◆ STATED TASK: Pull out every line below containing the word "ASTM".
▬▬▬▬▬▬▬▬▬▬
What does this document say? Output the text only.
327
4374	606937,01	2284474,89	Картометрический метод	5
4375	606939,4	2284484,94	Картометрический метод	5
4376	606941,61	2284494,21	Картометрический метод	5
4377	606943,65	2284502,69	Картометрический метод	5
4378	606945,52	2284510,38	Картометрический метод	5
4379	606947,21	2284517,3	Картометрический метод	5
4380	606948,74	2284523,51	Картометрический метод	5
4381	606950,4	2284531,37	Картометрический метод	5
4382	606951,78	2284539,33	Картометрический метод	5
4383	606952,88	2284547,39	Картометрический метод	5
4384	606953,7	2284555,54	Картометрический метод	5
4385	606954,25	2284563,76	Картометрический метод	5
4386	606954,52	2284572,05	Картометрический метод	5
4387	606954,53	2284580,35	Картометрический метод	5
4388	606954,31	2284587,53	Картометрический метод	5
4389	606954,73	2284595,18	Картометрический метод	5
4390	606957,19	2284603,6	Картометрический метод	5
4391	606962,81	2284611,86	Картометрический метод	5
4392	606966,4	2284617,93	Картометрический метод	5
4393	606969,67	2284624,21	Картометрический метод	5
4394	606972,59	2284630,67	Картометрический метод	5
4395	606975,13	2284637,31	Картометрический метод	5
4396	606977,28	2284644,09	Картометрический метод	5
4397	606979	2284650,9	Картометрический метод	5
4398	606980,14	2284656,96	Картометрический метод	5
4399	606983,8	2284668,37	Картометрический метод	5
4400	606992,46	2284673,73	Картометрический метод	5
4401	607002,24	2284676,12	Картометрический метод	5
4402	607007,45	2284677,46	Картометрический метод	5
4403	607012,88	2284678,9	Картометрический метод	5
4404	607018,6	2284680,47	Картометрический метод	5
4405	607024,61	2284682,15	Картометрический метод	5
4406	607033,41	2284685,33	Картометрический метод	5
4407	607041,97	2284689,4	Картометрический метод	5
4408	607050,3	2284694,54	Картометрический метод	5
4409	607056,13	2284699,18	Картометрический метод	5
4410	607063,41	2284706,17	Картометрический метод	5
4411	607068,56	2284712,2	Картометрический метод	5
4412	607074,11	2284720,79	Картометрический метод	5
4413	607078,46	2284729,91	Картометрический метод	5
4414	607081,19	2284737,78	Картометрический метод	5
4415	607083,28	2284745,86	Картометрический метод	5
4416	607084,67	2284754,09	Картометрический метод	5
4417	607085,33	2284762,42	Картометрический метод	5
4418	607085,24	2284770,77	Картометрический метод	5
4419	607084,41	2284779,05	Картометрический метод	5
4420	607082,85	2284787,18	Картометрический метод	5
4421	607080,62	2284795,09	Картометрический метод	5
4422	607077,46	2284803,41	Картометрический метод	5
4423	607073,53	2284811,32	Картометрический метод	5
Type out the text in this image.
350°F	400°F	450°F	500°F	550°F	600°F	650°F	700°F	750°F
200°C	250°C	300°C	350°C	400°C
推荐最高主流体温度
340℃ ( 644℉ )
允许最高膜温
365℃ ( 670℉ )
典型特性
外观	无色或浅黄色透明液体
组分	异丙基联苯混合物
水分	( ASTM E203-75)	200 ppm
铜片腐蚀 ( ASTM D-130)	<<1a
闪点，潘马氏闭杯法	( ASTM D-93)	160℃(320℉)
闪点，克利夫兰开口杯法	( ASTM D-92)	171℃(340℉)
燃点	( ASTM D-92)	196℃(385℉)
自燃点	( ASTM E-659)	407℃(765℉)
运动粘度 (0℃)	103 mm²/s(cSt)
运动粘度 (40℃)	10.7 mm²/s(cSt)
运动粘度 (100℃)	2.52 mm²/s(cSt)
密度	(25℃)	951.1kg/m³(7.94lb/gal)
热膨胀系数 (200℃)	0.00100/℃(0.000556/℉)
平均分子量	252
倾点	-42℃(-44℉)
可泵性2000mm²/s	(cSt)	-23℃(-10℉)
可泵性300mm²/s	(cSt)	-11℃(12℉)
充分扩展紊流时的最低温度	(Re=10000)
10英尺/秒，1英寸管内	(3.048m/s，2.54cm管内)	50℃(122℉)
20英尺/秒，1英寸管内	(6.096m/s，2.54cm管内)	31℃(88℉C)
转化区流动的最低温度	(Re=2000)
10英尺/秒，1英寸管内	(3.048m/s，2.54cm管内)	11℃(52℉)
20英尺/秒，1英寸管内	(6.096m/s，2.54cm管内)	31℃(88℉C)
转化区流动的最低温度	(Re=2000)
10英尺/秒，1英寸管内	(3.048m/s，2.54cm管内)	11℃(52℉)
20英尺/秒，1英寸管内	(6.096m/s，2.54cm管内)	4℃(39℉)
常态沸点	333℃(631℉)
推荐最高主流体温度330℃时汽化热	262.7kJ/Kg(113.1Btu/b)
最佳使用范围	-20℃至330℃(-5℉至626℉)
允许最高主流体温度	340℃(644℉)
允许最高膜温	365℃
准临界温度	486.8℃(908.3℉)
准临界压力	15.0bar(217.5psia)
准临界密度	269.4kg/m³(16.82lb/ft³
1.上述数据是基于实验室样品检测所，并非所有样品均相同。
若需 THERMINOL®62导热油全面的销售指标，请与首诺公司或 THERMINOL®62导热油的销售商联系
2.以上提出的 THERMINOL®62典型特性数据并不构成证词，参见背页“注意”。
▬▬▬▬▬▬▬▬▬▬
◆ TASK ANSWER:
水分	( ASTM E203-75)	200 ppm
铜片腐蚀 ( ASTM D-130)	<<1a
闪点，潘马氏闭杯法	( ASTM D-93)	160℃(320℉)
闪点，克利夫兰开口杯法	( ASTM D-92)	171℃(340℉)
燃点	( ASTM D-92)	196℃(385℉)
自燃点	( ASTM E-659)	407℃(765℉)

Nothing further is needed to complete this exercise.